» **YOUR TASK**
Take the line that contains "Type out the text in this image." and every line after it in the material below, and quote them exactly.

Data entries
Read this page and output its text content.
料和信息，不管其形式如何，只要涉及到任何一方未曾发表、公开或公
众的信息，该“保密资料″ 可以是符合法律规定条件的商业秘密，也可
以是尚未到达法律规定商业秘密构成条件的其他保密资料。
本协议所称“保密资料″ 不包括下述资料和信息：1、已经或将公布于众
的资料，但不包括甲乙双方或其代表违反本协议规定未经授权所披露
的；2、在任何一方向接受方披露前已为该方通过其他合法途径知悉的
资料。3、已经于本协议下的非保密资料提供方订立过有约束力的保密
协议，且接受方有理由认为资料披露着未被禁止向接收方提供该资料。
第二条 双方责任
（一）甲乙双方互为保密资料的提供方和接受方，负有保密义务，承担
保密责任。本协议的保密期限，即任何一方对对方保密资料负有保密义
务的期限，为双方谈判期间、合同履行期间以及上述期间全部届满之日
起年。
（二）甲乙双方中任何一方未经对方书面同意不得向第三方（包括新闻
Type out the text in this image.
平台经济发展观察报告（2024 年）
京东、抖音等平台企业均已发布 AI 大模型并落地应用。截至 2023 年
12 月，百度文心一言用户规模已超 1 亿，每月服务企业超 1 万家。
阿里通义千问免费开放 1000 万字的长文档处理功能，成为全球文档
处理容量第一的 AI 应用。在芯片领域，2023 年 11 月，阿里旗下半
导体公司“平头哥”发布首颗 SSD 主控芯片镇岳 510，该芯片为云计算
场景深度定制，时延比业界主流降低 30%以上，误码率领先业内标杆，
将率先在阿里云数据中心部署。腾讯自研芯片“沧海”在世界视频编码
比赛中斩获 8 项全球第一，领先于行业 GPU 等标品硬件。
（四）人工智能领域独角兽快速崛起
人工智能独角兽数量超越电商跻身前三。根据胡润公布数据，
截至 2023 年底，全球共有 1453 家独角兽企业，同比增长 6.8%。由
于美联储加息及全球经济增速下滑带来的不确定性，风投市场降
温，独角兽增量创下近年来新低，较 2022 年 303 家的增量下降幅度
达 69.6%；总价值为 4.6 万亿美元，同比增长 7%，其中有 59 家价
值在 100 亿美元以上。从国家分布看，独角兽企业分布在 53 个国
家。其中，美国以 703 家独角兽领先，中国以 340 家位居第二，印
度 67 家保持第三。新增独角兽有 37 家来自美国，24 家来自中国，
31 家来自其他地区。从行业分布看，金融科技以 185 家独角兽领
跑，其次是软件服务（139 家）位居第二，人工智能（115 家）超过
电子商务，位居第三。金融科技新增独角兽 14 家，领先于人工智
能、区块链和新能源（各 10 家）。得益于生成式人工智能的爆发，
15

» **RESPONSE TO THIS TASK**
Type out the text in this image.
平台经济发展观察报告（2024 年）
京东、抖音等平台企业均已发布 AI 大模型并落地应用。截至 2023 年
12 月，百度文心一言用户规模已超 1 亿，每月服务企业超 1 万家。
阿里通义千问免费开放 1000 万字的长文档处理功能，成为全球文档
处理容量第一的 AI 应用。在芯片领域，2023 年 11 月，阿里旗下半
导体公司“平头哥”发布首颗 SSD 主控芯片镇岳 510，该芯片为云计算
场景深度定制，时延比业界主流降低 30%以上，误码率领先业内标杆，
将率先在阿里云数据中心部署。腾讯自研芯片“沧海”在世界视频编码
比赛中斩获 8 项全球第一，领先于行业 GPU 等标品硬件。
（四）人工智能领域独角兽快速崛起
人工智能独角兽数量超越电商跻身前三。根据胡润公布数据，
截至 2023 年底，全球共有 1453 家独角兽企业，同比增长 6.8%。由
于美联储加息及全球经济增速下滑带来的不确定性，风投市场降
温，独角兽增量创下近年来新低，较 2022 年 303 家的增量下降幅度
达 69.6%；总价值为 4.6 万亿美元，同比增长 7%，其中有 59 家价
值在 100 亿美元以上。从国家分布看，独角兽企业分布在 53 个国
家。其中，美国以 703 家独角兽领先，中国以 340 家位居第二，印
度 67 家保持第三。新增独角兽有 37 家来自美国，24 家来自中国，
31 家来自其他地区。从行业分布看，金融科技以 185 家独角兽领
跑，其次是软件服务（139 家）位居第二，人工智能（115 家）超过
电子商务，位居第三。金融科技新增独角兽 14 家，领先于人工智
能、区块链和新能源（各 10 家）。得益于生成式人工智能的爆发，
15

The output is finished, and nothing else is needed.